Data records:
====
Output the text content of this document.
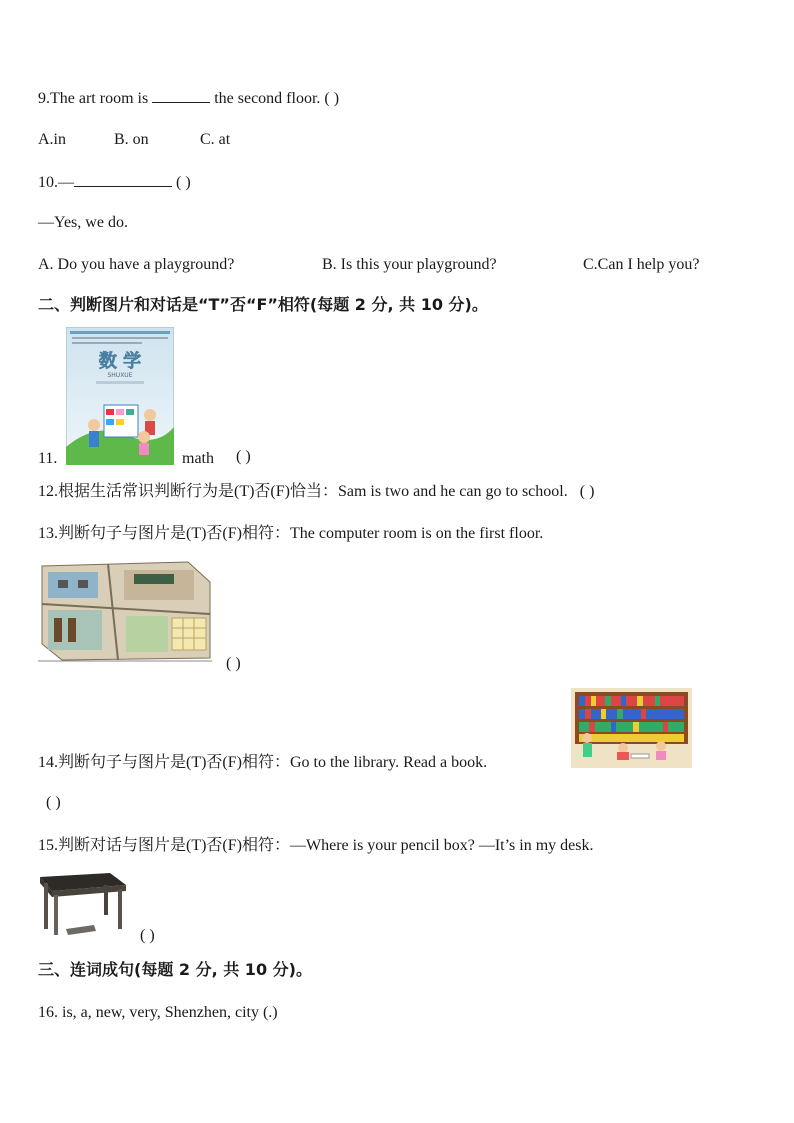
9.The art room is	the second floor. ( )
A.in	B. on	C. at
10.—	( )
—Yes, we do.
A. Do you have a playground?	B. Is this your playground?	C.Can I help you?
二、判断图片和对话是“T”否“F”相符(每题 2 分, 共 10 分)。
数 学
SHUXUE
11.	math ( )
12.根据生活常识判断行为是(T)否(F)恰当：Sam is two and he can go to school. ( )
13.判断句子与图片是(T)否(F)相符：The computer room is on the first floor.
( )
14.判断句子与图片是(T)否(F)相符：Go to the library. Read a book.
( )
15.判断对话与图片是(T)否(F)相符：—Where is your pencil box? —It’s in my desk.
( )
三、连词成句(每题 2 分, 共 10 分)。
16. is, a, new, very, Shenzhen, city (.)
====
Except for the pictures, print the data above exactly.

■ Expected answer ■
Output the text content of this document.
9.The art room is	the second floor. ( )
A.in	B. on	C. at
10.—	( )
—Yes, we do.
A. Do you have a playground?	B. Is this your playground?	C.Can I help you?
二、判断图片和对话是“T”否“F”相符(每题 2 分, 共 10 分)。
数 学
SHUXUE
11.	math ( )
12.根据生活常识判断行为是(T)否(F)恰当：Sam is two and he can go to school. ( )
13.判断句子与图片是(T)否(F)相符：The computer room is on the first floor.
( )
14.判断句子与图片是(T)否(F)相符：Go to the library. Read a book.
( )
15.判断对话与图片是(T)否(F)相符：—Where is your pencil box? —It’s in my desk.
( )
三、连词成句(每题 2 分, 共 10 分)。
16. is, a, new, very, Shenzhen, city (.)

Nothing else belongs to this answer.